━━━ Data section

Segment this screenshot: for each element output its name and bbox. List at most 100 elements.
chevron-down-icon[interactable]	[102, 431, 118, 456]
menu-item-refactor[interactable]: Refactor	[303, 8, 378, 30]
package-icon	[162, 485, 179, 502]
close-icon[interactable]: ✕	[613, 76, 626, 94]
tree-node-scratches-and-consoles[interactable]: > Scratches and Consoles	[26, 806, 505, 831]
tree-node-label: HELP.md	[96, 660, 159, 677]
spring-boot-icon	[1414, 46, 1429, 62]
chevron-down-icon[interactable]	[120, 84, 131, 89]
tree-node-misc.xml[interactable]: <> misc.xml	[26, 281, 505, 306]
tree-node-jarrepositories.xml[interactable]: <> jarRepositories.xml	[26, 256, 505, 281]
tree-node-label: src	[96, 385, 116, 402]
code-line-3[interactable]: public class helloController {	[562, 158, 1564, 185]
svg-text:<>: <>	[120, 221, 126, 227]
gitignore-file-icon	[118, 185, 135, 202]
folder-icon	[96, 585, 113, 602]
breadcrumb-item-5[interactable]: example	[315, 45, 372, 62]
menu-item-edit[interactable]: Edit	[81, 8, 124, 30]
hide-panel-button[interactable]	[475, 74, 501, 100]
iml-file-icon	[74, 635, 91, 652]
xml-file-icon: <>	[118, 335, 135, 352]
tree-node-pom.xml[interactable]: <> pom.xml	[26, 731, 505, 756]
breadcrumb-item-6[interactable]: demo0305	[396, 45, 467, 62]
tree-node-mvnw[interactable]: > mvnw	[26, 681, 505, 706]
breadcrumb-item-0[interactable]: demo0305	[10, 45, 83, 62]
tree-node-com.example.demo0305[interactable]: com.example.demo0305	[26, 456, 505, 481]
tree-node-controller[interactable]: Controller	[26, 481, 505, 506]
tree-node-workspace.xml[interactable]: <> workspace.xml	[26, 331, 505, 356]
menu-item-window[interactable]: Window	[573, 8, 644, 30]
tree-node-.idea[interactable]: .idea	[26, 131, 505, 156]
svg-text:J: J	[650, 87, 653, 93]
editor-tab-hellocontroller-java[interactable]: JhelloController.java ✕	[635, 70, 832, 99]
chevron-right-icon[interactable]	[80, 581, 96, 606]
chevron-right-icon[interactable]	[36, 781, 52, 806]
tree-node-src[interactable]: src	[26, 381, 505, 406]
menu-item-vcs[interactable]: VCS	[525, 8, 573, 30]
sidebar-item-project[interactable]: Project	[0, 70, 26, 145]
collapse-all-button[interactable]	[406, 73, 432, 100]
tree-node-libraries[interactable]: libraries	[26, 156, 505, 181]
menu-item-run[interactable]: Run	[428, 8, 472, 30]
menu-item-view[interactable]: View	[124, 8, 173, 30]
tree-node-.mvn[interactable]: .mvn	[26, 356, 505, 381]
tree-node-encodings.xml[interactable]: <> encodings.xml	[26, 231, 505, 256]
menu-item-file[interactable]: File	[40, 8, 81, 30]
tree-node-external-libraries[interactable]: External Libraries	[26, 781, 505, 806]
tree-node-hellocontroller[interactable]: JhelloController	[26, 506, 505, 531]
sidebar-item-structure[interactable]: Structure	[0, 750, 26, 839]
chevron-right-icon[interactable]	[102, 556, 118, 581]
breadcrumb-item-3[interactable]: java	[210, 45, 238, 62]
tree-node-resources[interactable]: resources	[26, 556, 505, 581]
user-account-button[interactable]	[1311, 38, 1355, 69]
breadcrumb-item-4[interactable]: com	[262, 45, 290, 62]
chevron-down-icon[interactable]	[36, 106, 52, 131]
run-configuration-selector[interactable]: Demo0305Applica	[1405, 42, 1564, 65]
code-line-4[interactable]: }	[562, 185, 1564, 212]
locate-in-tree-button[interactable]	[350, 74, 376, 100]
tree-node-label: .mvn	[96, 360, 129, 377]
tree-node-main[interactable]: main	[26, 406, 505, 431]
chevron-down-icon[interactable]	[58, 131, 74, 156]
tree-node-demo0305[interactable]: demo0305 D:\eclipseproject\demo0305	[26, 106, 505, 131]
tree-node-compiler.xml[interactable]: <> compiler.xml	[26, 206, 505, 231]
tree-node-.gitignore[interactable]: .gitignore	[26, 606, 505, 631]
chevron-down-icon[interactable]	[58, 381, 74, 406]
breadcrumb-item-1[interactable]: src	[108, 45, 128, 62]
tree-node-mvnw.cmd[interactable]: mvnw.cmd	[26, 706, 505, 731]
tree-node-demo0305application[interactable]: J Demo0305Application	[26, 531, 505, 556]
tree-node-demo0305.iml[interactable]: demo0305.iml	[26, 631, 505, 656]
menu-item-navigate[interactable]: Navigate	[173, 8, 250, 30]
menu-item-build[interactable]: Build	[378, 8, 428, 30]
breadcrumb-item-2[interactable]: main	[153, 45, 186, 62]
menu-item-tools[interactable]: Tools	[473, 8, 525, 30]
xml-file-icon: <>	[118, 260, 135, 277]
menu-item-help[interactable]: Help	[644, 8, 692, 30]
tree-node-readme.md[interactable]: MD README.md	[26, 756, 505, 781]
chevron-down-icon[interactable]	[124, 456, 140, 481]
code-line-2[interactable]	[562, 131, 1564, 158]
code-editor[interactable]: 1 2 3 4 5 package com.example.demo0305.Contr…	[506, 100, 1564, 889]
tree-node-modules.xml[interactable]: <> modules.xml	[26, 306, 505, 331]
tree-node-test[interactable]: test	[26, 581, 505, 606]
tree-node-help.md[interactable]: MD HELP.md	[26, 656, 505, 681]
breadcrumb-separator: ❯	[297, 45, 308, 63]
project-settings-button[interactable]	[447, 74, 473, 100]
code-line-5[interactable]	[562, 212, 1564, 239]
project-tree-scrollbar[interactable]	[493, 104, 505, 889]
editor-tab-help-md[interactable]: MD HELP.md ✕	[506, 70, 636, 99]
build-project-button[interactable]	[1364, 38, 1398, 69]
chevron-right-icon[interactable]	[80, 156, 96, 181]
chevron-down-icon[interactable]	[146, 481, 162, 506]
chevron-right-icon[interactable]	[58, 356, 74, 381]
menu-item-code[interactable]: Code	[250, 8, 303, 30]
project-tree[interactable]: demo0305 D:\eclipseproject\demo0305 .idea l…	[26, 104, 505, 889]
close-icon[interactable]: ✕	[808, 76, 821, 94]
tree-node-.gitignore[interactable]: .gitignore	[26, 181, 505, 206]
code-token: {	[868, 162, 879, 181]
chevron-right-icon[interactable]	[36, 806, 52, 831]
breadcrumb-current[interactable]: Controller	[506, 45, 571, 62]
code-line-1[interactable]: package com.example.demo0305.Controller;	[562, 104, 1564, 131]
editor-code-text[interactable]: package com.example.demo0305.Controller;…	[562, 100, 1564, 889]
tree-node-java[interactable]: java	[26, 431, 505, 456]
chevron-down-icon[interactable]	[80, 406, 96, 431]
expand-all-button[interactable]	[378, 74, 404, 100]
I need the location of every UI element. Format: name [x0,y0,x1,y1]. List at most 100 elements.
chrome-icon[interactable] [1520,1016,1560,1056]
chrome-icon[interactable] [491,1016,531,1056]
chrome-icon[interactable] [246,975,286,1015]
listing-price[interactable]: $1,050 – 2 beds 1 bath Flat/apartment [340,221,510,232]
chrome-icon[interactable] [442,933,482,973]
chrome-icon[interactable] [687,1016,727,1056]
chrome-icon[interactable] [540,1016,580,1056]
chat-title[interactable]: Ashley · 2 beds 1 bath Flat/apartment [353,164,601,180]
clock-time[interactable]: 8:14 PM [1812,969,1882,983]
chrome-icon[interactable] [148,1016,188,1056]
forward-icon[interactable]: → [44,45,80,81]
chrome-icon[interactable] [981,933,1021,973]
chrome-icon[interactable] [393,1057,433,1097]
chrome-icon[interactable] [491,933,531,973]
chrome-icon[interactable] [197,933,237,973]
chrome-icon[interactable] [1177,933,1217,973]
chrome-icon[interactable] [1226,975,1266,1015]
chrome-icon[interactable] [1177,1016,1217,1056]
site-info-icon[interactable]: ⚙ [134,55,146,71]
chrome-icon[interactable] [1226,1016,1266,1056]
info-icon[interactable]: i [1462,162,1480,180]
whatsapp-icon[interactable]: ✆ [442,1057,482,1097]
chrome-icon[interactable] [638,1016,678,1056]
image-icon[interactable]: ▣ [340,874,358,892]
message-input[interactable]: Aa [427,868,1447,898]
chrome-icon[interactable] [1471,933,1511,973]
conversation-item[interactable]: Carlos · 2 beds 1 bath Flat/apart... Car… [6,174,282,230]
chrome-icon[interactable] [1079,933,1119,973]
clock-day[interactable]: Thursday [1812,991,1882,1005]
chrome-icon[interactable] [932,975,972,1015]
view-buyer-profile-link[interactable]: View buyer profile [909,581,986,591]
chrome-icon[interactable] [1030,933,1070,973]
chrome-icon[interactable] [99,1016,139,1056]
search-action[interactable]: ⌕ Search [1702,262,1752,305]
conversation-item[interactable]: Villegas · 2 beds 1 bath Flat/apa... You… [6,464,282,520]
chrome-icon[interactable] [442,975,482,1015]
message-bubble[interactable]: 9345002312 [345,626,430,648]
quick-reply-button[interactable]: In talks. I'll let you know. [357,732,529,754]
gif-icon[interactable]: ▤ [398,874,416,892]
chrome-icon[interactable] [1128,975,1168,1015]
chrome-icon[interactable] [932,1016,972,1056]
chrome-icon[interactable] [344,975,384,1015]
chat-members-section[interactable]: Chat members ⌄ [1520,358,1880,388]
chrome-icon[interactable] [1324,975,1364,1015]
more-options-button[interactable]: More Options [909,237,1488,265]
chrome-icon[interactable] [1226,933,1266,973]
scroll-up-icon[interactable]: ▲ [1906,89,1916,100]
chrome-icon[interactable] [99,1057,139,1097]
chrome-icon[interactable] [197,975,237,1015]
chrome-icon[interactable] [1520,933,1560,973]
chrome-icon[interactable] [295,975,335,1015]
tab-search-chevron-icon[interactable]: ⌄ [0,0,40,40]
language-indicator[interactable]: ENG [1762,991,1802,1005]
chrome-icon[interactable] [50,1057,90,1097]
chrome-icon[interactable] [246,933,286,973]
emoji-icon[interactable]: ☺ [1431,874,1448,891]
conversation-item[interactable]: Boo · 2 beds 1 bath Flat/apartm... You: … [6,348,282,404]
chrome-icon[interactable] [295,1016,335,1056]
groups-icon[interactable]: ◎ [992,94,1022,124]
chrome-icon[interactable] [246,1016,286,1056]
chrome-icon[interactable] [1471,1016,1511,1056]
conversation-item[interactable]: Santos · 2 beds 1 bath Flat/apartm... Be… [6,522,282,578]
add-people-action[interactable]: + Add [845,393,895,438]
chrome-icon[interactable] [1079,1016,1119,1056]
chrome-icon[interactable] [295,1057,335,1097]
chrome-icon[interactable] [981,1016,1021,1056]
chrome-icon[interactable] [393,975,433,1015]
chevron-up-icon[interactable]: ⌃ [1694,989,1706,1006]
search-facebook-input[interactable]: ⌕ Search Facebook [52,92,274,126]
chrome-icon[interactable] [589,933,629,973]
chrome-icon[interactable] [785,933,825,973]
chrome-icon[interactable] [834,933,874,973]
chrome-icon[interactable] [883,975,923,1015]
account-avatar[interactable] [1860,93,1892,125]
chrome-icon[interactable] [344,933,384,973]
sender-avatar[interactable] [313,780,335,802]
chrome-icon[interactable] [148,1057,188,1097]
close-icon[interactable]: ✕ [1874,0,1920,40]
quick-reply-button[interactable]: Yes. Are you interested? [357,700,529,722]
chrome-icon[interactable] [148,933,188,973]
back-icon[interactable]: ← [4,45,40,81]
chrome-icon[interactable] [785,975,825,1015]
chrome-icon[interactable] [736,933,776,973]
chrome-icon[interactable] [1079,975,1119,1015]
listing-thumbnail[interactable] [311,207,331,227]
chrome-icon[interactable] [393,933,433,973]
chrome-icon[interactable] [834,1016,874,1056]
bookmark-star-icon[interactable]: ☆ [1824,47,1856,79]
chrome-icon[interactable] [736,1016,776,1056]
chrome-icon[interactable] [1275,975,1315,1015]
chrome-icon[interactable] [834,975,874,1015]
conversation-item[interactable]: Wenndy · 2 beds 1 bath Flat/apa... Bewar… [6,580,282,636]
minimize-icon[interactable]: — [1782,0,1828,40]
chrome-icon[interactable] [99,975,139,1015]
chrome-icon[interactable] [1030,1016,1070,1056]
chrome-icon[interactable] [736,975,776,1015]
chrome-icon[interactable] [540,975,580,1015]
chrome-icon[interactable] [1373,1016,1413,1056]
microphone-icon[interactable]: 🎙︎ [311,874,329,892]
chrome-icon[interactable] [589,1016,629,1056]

━━━━━━

Exercise task ->
Return each line from the records above that contains the string "Flat".

Response to the exercise ->
listing-price[interactable]: $1,050 – 2 beds 1 bath Flat/apartment [340,221,510,232]
chat-title[interactable]: Ashley · 2 beds 1 bath Flat/apartment [353,164,601,180]
conversation-item[interactable]: Carlos · 2 beds 1 bath Flat/apart... Car… [6,174,282,230]
conversation-item[interactable]: Villegas · 2 beds 1 bath Flat/apa... You… [6,464,282,520]
conversation-item[interactable]: Boo · 2 beds 1 bath Flat/apartm... You: … [6,348,282,404]
conversation-item[interactable]: Santos · 2 beds 1 bath Flat/apartm... Be… [6,522,282,578]
conversation-item[interactable]: Wenndy · 2 beds 1 bath Flat/apa... Bewar… [6,580,282,636]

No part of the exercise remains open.